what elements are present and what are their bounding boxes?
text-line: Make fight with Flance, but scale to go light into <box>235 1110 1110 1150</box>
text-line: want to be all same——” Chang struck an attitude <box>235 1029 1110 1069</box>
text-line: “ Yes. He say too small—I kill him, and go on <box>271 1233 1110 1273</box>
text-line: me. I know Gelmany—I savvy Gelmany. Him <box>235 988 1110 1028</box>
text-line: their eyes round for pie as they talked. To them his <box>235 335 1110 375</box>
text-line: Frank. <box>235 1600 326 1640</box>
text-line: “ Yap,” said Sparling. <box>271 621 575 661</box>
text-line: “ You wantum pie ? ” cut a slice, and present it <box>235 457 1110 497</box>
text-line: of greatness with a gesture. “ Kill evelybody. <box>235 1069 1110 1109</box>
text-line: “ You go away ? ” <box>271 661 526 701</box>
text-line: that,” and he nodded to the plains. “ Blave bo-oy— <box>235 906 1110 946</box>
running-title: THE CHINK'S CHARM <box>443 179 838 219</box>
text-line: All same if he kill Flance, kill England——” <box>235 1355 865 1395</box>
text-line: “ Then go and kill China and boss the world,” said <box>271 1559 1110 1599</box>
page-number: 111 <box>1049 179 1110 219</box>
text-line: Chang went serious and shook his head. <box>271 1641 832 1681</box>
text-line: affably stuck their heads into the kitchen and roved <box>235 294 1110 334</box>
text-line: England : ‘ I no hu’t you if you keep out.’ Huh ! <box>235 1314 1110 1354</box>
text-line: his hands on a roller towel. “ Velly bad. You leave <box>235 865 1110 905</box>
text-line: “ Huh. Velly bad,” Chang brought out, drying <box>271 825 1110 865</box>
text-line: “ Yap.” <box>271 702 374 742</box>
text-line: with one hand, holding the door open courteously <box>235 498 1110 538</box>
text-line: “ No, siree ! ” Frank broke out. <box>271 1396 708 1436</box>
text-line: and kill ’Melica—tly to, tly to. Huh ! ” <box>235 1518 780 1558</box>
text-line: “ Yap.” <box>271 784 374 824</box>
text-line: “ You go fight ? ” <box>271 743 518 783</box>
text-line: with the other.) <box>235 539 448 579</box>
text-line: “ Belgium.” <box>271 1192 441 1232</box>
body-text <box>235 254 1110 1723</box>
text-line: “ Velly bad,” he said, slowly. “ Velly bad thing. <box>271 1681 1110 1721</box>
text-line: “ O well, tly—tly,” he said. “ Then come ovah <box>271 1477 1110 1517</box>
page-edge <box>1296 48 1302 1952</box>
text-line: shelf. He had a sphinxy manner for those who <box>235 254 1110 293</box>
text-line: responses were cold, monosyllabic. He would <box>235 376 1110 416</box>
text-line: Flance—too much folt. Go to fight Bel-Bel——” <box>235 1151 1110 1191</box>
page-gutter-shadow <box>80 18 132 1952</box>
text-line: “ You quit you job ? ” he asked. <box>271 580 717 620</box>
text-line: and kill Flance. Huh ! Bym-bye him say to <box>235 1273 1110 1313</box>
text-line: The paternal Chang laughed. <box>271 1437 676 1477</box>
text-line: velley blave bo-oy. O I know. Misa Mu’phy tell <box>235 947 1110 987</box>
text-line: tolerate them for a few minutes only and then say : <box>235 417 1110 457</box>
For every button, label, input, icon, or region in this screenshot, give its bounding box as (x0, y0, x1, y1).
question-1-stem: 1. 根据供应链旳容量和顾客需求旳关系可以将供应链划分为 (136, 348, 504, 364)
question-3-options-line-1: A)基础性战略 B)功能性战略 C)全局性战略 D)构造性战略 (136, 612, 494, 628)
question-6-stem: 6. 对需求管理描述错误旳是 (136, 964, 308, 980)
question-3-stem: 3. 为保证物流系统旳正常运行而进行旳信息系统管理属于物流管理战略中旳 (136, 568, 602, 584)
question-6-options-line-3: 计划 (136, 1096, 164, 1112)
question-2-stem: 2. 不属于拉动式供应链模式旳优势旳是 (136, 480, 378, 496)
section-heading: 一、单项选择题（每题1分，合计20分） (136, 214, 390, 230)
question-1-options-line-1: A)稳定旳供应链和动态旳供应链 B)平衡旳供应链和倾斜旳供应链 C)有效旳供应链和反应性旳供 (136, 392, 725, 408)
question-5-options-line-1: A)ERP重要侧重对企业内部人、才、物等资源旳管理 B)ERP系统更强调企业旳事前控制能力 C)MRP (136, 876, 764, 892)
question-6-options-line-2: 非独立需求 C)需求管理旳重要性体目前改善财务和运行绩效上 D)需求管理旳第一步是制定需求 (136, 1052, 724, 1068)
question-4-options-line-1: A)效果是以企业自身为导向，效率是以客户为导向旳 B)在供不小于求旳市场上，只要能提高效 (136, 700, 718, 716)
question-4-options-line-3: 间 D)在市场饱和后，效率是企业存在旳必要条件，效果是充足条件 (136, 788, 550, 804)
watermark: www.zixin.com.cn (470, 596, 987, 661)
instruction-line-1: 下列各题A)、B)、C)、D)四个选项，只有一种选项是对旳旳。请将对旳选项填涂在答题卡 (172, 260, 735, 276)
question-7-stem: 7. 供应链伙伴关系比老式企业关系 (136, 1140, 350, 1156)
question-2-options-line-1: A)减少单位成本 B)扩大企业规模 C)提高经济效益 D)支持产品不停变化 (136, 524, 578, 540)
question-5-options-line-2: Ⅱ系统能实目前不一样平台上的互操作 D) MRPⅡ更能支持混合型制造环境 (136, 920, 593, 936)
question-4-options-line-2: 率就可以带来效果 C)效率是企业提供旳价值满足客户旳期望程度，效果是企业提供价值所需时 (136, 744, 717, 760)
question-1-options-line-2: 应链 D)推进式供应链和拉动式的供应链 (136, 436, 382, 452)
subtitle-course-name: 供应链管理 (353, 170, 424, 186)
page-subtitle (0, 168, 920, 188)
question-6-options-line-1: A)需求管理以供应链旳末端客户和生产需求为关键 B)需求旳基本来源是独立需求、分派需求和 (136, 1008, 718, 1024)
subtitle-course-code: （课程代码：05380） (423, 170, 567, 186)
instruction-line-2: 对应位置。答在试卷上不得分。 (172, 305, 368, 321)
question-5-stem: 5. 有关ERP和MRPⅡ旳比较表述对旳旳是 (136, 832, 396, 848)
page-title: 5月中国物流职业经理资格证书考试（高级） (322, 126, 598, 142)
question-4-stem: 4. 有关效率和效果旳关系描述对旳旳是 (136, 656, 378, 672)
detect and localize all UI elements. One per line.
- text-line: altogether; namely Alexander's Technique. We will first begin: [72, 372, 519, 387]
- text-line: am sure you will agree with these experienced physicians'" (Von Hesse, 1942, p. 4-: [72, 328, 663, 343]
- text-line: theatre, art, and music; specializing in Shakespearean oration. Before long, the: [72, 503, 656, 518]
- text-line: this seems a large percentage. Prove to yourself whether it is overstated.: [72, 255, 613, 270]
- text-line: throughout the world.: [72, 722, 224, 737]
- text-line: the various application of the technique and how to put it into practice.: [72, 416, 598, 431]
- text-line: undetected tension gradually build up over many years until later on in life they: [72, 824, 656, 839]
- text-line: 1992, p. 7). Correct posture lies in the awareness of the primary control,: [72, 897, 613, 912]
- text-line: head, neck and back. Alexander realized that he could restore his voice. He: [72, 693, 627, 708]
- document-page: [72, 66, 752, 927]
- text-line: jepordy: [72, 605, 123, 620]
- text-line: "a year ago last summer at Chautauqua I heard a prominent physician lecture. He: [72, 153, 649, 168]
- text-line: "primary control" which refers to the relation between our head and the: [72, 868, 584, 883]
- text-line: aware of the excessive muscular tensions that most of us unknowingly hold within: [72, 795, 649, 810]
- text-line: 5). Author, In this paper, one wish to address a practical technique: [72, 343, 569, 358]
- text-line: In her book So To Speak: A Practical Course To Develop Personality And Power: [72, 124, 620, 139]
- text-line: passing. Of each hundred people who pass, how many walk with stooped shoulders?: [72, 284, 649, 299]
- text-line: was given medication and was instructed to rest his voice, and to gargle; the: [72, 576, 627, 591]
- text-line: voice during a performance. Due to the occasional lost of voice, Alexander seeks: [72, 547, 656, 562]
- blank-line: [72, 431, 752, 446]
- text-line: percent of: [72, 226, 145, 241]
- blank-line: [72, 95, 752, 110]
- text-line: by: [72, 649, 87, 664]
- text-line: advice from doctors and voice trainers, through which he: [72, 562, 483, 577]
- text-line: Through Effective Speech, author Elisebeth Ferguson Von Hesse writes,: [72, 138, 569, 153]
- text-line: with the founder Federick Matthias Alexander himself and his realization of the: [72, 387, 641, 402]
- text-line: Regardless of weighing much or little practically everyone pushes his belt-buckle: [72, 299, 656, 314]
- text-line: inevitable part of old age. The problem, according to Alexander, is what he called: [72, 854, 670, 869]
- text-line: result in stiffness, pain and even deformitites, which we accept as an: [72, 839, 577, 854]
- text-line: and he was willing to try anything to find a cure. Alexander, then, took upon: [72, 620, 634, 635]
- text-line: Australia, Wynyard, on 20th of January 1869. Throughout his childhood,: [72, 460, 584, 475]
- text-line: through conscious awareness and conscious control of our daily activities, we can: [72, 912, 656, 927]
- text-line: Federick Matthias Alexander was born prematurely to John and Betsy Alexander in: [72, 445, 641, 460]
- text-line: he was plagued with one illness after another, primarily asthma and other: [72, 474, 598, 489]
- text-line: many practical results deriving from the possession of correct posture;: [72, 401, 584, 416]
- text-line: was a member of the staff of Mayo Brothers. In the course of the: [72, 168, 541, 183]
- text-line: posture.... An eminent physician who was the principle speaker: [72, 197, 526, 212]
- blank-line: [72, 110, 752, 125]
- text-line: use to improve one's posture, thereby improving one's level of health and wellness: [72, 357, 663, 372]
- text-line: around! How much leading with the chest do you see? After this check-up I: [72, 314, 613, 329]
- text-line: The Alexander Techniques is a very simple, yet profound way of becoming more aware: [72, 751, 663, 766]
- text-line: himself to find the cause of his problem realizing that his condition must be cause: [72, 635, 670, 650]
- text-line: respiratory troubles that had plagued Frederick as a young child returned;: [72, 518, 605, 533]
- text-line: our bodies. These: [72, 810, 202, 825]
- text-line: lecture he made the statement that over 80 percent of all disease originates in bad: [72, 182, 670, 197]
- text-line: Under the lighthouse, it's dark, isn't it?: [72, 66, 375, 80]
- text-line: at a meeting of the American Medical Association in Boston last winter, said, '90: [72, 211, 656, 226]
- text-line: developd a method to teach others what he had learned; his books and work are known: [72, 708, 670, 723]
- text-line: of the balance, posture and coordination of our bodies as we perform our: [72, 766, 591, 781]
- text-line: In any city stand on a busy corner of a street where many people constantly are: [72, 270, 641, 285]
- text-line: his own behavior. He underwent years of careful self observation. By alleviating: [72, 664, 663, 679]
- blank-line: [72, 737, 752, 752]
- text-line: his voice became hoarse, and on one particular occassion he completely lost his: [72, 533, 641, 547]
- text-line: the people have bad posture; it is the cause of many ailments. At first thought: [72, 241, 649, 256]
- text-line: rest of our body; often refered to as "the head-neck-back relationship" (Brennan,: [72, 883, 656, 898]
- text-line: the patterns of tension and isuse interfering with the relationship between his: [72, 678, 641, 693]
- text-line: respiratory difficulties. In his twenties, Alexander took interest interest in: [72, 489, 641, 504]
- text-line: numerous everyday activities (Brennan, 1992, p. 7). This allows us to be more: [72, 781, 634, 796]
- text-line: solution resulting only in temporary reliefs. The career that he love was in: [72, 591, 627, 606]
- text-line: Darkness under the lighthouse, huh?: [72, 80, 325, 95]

::::::

* Exercise goal:
Convert the records, from their start up to and including the line containing "743 518 783</box>", into a Markdown table with a Row column for the row number and a Line column for the line, leaving out blank lines.

* Solution below:
| Row | Line |
|---|---|
| 1 | what elements are present and what are their bounding boxes? |
| 2 | text-line: Make fight with Flance, but scale to go light into <box>235 1110 1110 1150</box> |
| 3 | text-line: want to be all same——” Chang struck an attitude <box>235 1029 1110 1069</box> |
| 4 | text-line: “ Yes. He say too small—I kill him, and go on <box>271 1233 1110 1273</box> |
| 5 | text-line: me. I know Gelmany—I savvy Gelmany. Him <box>235 988 1110 1028</box> |
| 6 | text-line: their eyes round for pie as they talked. To them his <box>235 335 1110 375</box> |
| 7 | text-line: Frank. <box>235 1600 326 1640</box> |
| 8 | text-line: “ Yap,” said Sparling. <box>271 621 575 661</box> |
| 9 | text-line: “ You wantum pie ? ” cut a slice, and present it <box>235 457 1110 497</box> |
| 10 | text-line: of greatness with a gesture. “ Kill evelybody. <box>235 1069 1110 1109</box> |
| 11 | text-line: “ You go away ? ” <box>271 661 526 701</box> |
| 12 | text-line: that,” and he nodded to the plains. “ Blave bo-oy— <box>235 906 1110 946</box> |
| 13 | running-title: THE CHINK'S CHARM <box>443 179 838 219</box> |
| 14 | text-line: All same if he kill Flance, kill England——” <box>235 1355 865 1395</box> |
| 15 | text-line: “ Then go and kill China and boss the world,” said <box>271 1559 1110 1599</box> |
| 16 | page-number: 111 <box>1049 179 1110 219</box> |
| 17 | text-line: Chang went serious and shook his head. <box>271 1641 832 1681</box> |
| 18 | text-line: affably stuck their heads into the kitchen and roved <box>235 294 1110 334</box> |
| 19 | text-line: England : ‘ I no hu’t you if you keep out.’ Huh ! <box>235 1314 1110 1354</box> |
| 20 | text-line: his hands on a roller towel. “ Velly bad. You leave <box>235 865 1110 905</box> |
| 21 | text-line: “ Huh. Velly bad,” Chang brought out, drying <box>271 825 1110 865</box> |
| 22 | text-line: “ Yap.” <box>271 702 374 742</box> |
| 23 | text-line: with one hand, holding the door open courteously <box>235 498 1110 538</box> |
| 24 | text-line: “ No, siree ! ” Frank broke out. <box>271 1396 708 1436</box> |
| 25 | text-line: and kill ’Melica—tly to, tly to. Huh ! ” <box>235 1518 780 1558</box> |
| 26 | text-line: “ Yap.” <box>271 784 374 824</box> |
| 27 | text-line: “ You go fight ? ” <box>271 743 518 783</box> |